Stored records:
## Begin

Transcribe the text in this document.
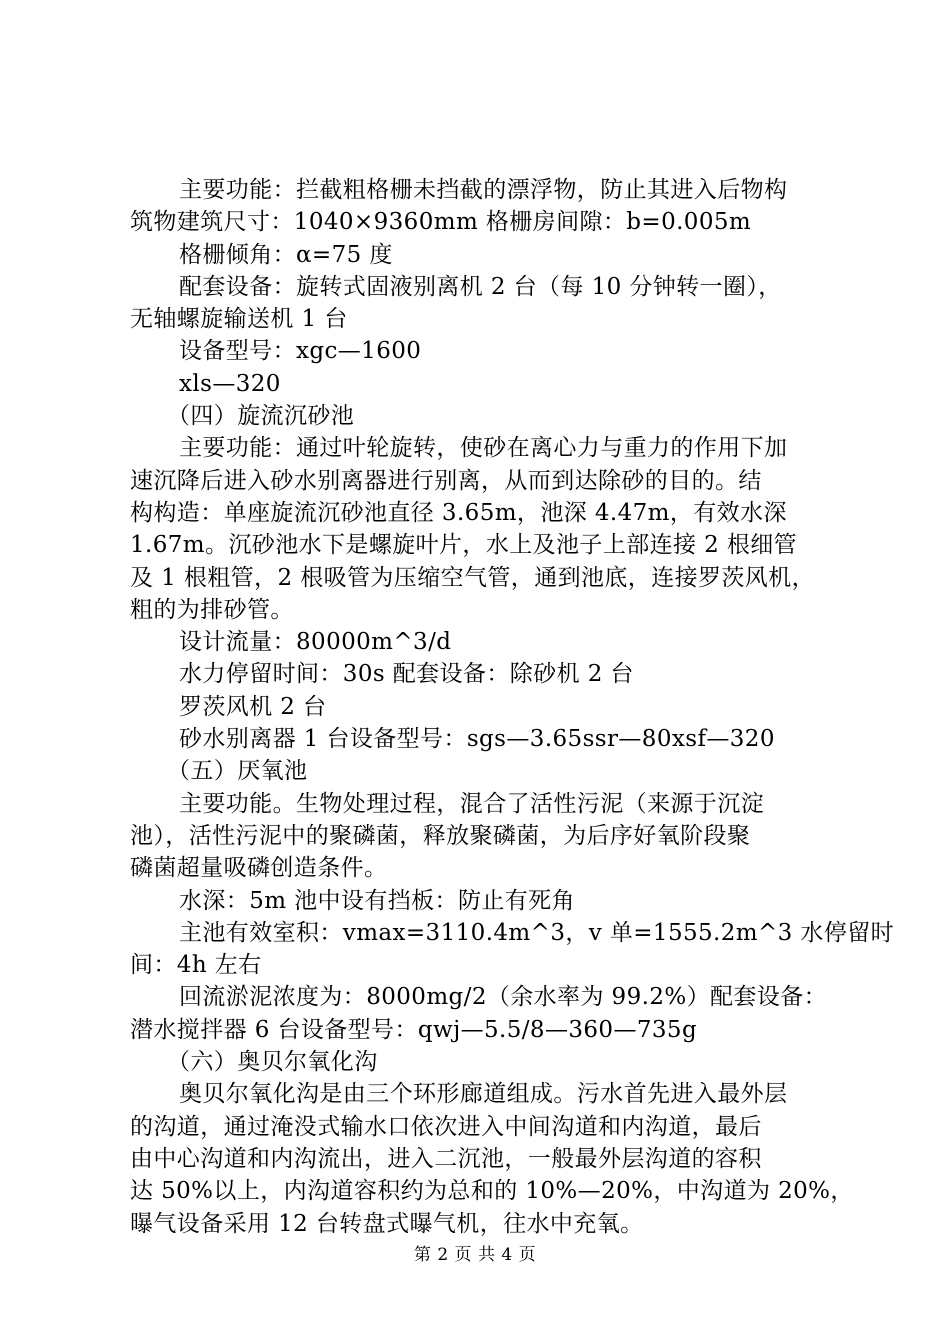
主要功能：拦截粗格栅未挡截的漂浮物，防止其进入后物构
筑物建筑尺寸：1040×9360mm 格栅房间隙：b=0.005m
格栅倾角：α=75 度
配套设备：旋转式固液别离机 2 台（每 10 分钟转一圈），
无轴螺旋输送机 1 台
设备型号：xgc—1600
xls—320
（四）旋流沉砂池
主要功能：通过叶轮旋转，使砂在离心力与重力的作用下加
速沉降后进入砂水别离器进行别离，从而到达除砂的目的。结
构构造：单座旋流沉砂池直径 3.65m，池深 4.47m，有效水深
1.67m。沉砂池水下是螺旋叶片，水上及池子上部连接 2 根细管
及 1 根粗管，2 根吸管为压缩空气管，通到池底，连接罗茨风机，
粗的为排砂管。
设计流量：80000m^3/d
水力停留时间：30s 配套设备：除砂机 2 台
罗茨风机 2 台
砂水别离器 1 台设备型号：sgs—3.65ssr—80xsf—320
（五）厌氧池
主要功能。生物处理过程，混合了活性污泥（来源于沉淀
池），活性污泥中的聚磷菌，释放聚磷菌，为后序好氧阶段聚
磷菌超量吸磷创造条件。
水深：5m 池中设有挡板：防止有死角
主池有效室积：vmax=3110.4m^3，v 单=1555.2m^3 水停留时
间：4h 左右
回流淤泥浓度为：8000mg/2（余水率为 99.2%）配套设备：
潜水搅拌器 6 台设备型号：qwj—5.5/8—360—735g
（六）奥贝尔氧化沟
奥贝尔氧化沟是由三个环形廊道组成。污水首先进入最外层
的沟道，通过淹没式输水口依次进入中间沟道和内沟道，最后
由中心沟道和内沟流出，进入二沉池，一般最外层沟道的容积
达 50%以上，内沟道容积约为总和的 10%—20%，中沟道为 20%，
曝气设备采用 12 台转盘式曝气机，往水中充氧。
第 2 页 共 4 页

## End

Aim:
Determine the number of lines in the entries above where the string "主要功能" appears. Answer with the number alone.

Task output:
3